[Dataset entries]
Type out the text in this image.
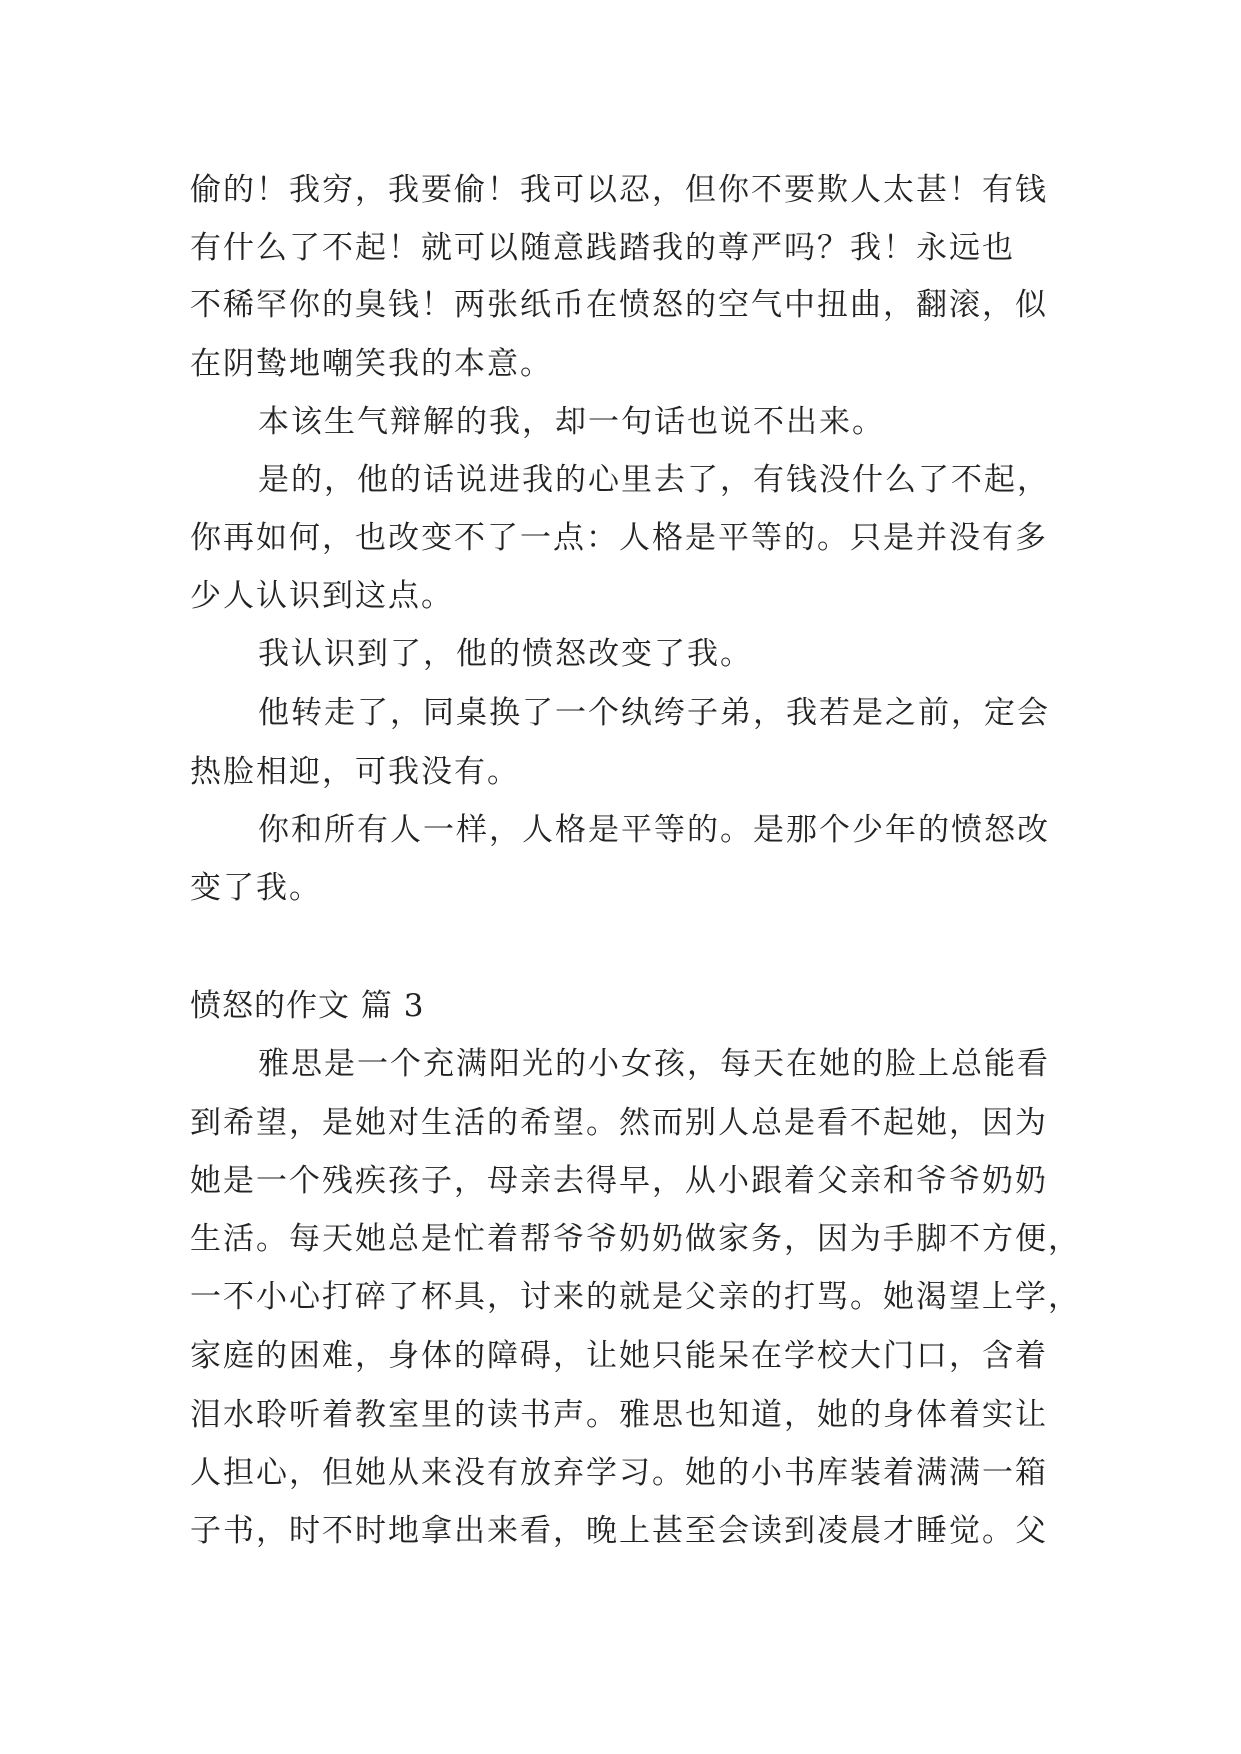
偷的！我穷，我要偷！我可以忍，但你不要欺人太甚！有钱
有什么了不起！就可以随意践踏我的尊严吗？我！永远也
不稀罕你的臭钱！两张纸币在愤怒的空气中扭曲，翻滚，似
在阴鸷地嘲笑我的本意。
本该生气辩解的我，却一句话也说不出来。
是的，他的话说进我的心里去了，有钱没什么了不起，
你再如何，也改变不了一点：人格是平等的。只是并没有多
少人认识到这点。
我认识到了，他的愤怒改变了我。
他转走了，同桌换了一个纨绔子弟，我若是之前，定会
热脸相迎，可我没有。
你和所有人一样，人格是平等的。是那个少年的愤怒改
变了我。
愤怒的作文 篇 3
雅思是一个充满阳光的小女孩，每天在她的脸上总能看
到希望，是她对生活的希望。然而别人总是看不起她，因为
她是一个残疾孩子，母亲去得早，从小跟着父亲和爷爷奶奶
生活。每天她总是忙着帮爷爷奶奶做家务，因为手脚不方便，
一不小心打碎了杯具，讨来的就是父亲的打骂。她渴望上学，
家庭的困难，身体的障碍，让她只能呆在学校大门口，含着
泪水聆听着教室里的读书声。雅思也知道，她的身体着实让
人担心，但她从来没有放弃学习。她的小书库装着满满一箱
子书，时不时地拿出来看，晚上甚至会读到凌晨才睡觉。父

Written instruction:
Return every line in the listing that contains the word "人格是平等的".

Correct answer:
你再如何，也改变不了一点：人格是平等的。只是并没有多
你和所有人一样，人格是平等的。是那个少年的愤怒改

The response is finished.